## Избранный отрывок
-*-*-
Прошел еще месяц; наступил июль. 11-го, после обеда, заходил к Бестужеву протоиерей Мысловский, а после него привел плац-майор фельдшера и спросил его, не желает ли он обриться. Бестужев согласился и был обрит в присутствии плац-майора. Потом его повели гулять в комендантский сад. Возвратившись с прогулки, он рассказал мне все, что с ним происходило, и удивлялся, что вдруг к нему сделались так внимательны. «Я предчувствую, — прибавил он, — что это недаром. Не кончилось ли наше дело и не увезут ли меня сегодня ночью в заточение на всю жизнь? Если вас освободят, то дайте знать обо мне родным и друзьям моим. Бога ради, оправдайте меня перед теми, об которых я вынужден был говорить во время следствия. Они могут подумать, что я с намерением старался запутать их. Вы были свидетелями, как меня измучил Комитет. Теперь желаю только одного, чтобы меня не разлучили с Сергеем Муравьевым, и если нам суждено провести остаток дней в заточении, то, по крайней мере, чтобы мы были вместе». Желание его исполнилось: его не разлучили с Муравьевым-Апостолом; но ему ни разу не приходило на мысль, что обоим им предстоит смертная казнь.
-*-*-
## Записанные данные

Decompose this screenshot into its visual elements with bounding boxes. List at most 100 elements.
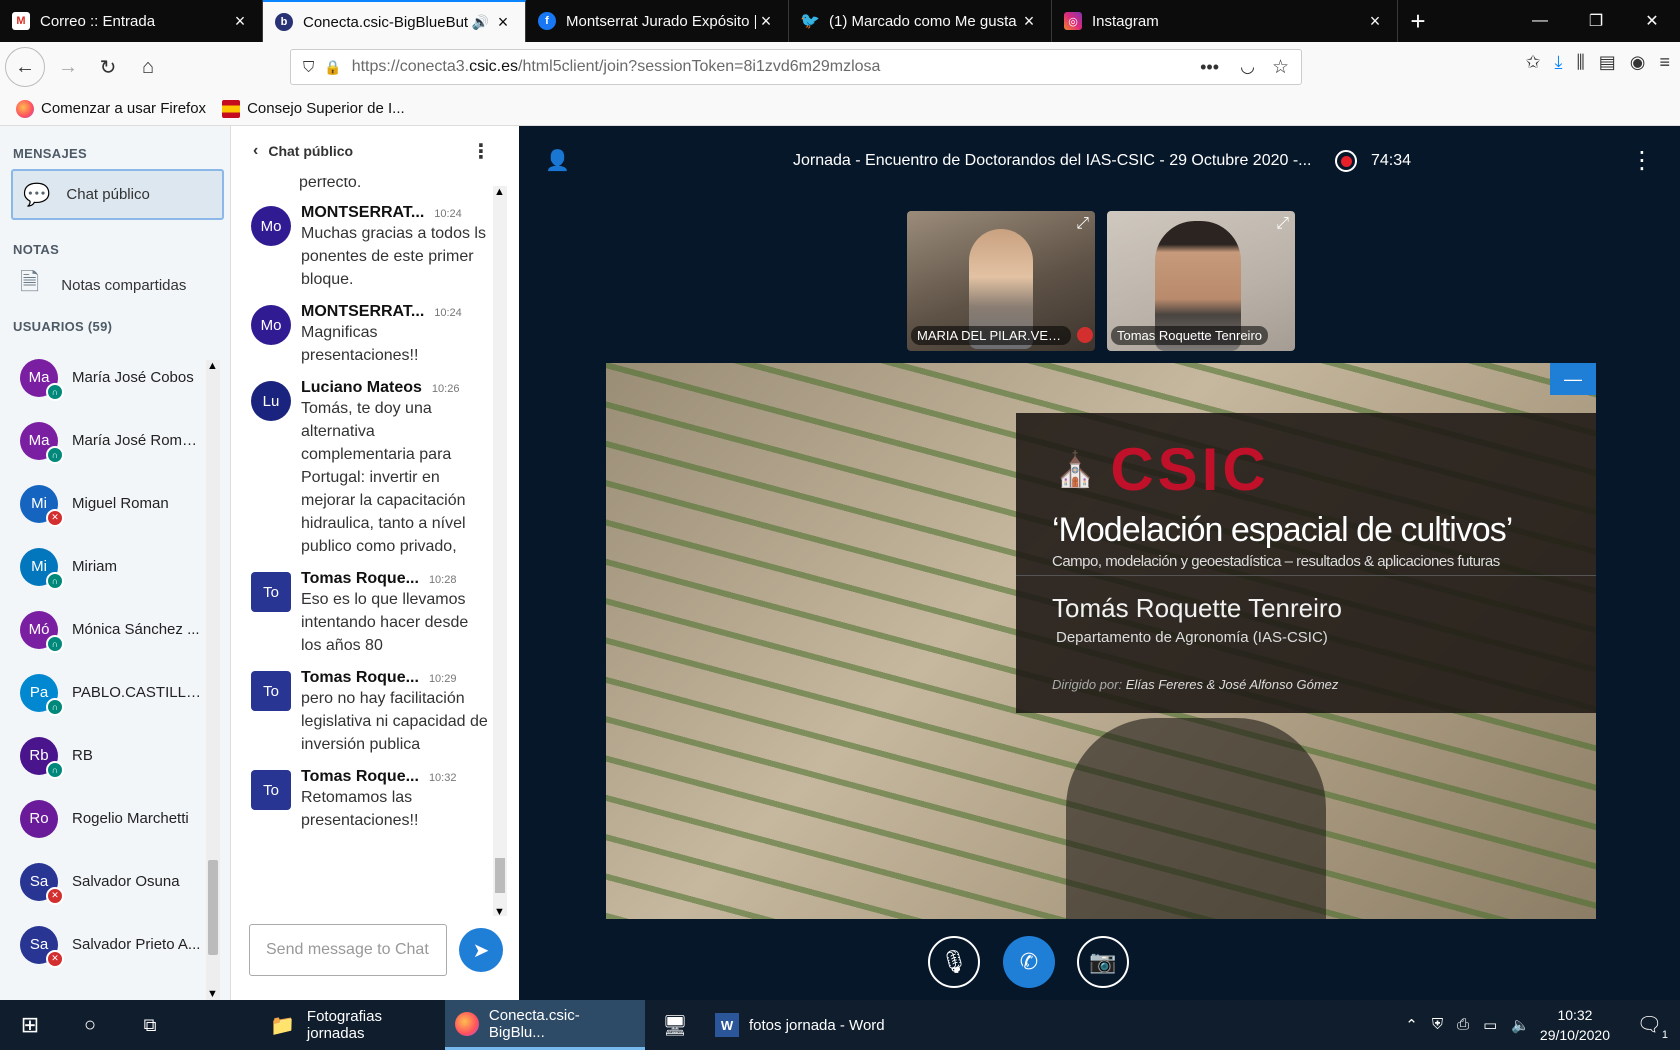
-*-*-
## Задания
1. Ответьте на вопросы по отрывку о Бестужеве:
(a) Какого числа к Бестужеву заходил протоиерей Мысловский?
(b) Куда Бестужева повели после бритья?
(c) С кем Бестужев хотел остаться вместе, если предстоит заточение?
2. Переведите на английский язык предложение из отрывка о Бестужеве: «Потом его повели гулять в комендантский сад.»
3. Напишите, что следует за последним предложением отрывка о Бестужеве.

## Ответы к заданиям
1.
(a) 11 июля.
(b) Гулять в комендантский сад.
(c) С Сергеем Муравьевым.

2. Then he was taken for a walk in the commandant's garden.

3.
Проснувшись поутру на другой день, я услышал большую суматоху в коридоре. Отворяли и затворяли казематы. Плац-адъютанты, сторожа, часовые бегали то в ту, то в другую сторону. Вошедший ко мне сторож знаками дал мне знать, что выводят Бестужева, и вдруг я услышал его голос. «Adieu, chers camarades! Je vais entendre ma sentence, je vous laisse un bout de papier comme souvenir». [До свидания, дорогие друзья! Сейчас я услышу мой приговор, я оставляю вам клочок бумажки на память (фр.). — И. П.] Это был на четвертушке перевод его Муровой мелодии: «La musique» [Музыка (фр.). — И. П.]. Мне его отдал после него сторож наш.
Не прошло и четверти часа, как взошел ко мне плац-адъютант и велел одеваться в Комитет. Окончив наскоро туалет свой, я вышел вместе с ним, и мы отправились в комендантский дом. Меня уже вели не с завязанными глазами.
Войдя в какую-то комнату, я нашел там человек двадцать моих товарищей в разных костюмах. Кто был в мундире и полной форме, кто во фраке, кто просто в халате. Между ними были и мои друзья и знакомые: Вольф, Ивашев, двое Крюковых. Некоторых я знал по слуху или видел их в обществе, иных совсем не знал. Одним словом, тут был второй разряд осужденных. Все мы были очень веселы, здоровались, обнимались, говорили друг с другом и решительно позабыли, какая ожидает нас участь. Все радовались даже минутному свиданию после шестимесячного одиночного заключения.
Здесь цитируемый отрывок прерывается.